■ Input:

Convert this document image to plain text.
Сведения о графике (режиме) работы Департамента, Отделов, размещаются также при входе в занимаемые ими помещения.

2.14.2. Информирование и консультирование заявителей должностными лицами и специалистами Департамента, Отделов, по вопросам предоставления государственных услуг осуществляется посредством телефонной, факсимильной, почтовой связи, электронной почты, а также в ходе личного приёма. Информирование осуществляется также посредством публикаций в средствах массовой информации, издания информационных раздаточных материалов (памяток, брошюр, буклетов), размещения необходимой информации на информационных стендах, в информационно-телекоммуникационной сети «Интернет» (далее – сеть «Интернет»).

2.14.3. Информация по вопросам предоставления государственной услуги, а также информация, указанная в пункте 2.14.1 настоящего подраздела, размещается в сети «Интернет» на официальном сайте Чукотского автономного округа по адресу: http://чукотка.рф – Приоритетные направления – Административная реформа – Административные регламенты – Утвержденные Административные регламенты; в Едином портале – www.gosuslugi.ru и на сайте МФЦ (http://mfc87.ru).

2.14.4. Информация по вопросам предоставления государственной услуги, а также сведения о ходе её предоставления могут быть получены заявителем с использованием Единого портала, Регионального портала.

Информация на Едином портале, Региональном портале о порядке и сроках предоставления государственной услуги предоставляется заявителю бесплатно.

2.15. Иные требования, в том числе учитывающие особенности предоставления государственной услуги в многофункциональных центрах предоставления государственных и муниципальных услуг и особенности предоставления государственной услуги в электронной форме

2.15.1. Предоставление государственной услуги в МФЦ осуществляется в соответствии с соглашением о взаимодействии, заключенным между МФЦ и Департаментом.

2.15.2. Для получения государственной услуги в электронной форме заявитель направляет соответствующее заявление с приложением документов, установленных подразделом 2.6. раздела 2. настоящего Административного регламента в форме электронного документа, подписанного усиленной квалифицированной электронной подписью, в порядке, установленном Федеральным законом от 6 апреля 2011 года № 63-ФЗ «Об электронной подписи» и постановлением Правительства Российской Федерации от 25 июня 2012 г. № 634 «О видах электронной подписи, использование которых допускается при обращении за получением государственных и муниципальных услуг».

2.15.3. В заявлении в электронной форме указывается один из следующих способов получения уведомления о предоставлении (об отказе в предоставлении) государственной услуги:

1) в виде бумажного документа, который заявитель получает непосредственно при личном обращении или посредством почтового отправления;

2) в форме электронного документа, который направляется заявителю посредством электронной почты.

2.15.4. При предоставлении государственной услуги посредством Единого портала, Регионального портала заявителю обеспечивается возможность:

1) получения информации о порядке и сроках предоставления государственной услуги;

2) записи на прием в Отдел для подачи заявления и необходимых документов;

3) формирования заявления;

■ Stated goal: Quote the data above in full, changing nothing.

■ Exercise answer:
Convert this document image to plain text.
Сведения о графике (режиме) работы Департамента, Отделов, размещаются также при входе в занимаемые ими помещения.

2.14.2. Информирование и консультирование заявителей должностными лицами и специалистами Департамента, Отделов, по вопросам предоставления государственных услуг осуществляется посредством телефонной, факсимильной, почтовой связи, электронной почты, а также в ходе личного приёма. Информирование осуществляется также посредством публикаций в средствах массовой информации, издания информационных раздаточных материалов (памяток, брошюр, буклетов), размещения необходимой информации на информационных стендах, в информационно-телекоммуникационной сети «Интернет» (далее – сеть «Интернет»).

2.14.3. Информация по вопросам предоставления государственной услуги, а также информация, указанная в пункте 2.14.1 настоящего подраздела, размещается в сети «Интернет» на официальном сайте Чукотского автономного округа по адресу: http://чукотка.рф – Приоритетные направления – Административная реформа – Административные регламенты – Утвержденные Административные регламенты; в Едином портале – www.gosuslugi.ru и на сайте МФЦ (http://mfc87.ru).

2.14.4. Информация по вопросам предоставления государственной услуги, а также сведения о ходе её предоставления могут быть получены заявителем с использованием Единого портала, Регионального портала.

Информация на Едином портале, Региональном портале о порядке и сроках предоставления государственной услуги предоставляется заявителю бесплатно.

2.15. Иные требования, в том числе учитывающие особенности предоставления государственной услуги в многофункциональных центрах предоставления государственных и муниципальных услуг и особенности предоставления государственной услуги в электронной форме

2.15.1. Предоставление государственной услуги в МФЦ осуществляется в соответствии с соглашением о взаимодействии, заключенным между МФЦ и Департаментом.

2.15.2. Для получения государственной услуги в электронной форме заявитель направляет соответствующее заявление с приложением документов, установленных подразделом 2.6. раздела 2. настоящего Административного регламента в форме электронного документа, подписанного усиленной квалифицированной электронной подписью, в порядке, установленном Федеральным законом от 6 апреля 2011 года № 63-ФЗ «Об электронной подписи» и постановлением Правительства Российской Федерации от 25 июня 2012 г. № 634 «О видах электронной подписи, использование которых допускается при обращении за получением государственных и муниципальных услуг».

2.15.3. В заявлении в электронной форме указывается один из следующих способов получения уведомления о предоставлении (об отказе в предоставлении) государственной услуги:

1) в виде бумажного документа, который заявитель получает непосредственно при личном обращении или посредством почтового отправления;

2) в форме электронного документа, который направляется заявителю посредством электронной почты.

2.15.4. При предоставлении государственной услуги посредством Единого портала, Регионального портала заявителю обеспечивается возможность:

1) получения информации о порядке и сроках предоставления государственной услуги;

2) записи на прием в Отдел для подачи заявления и необходимых документов;

3) формирования заявления;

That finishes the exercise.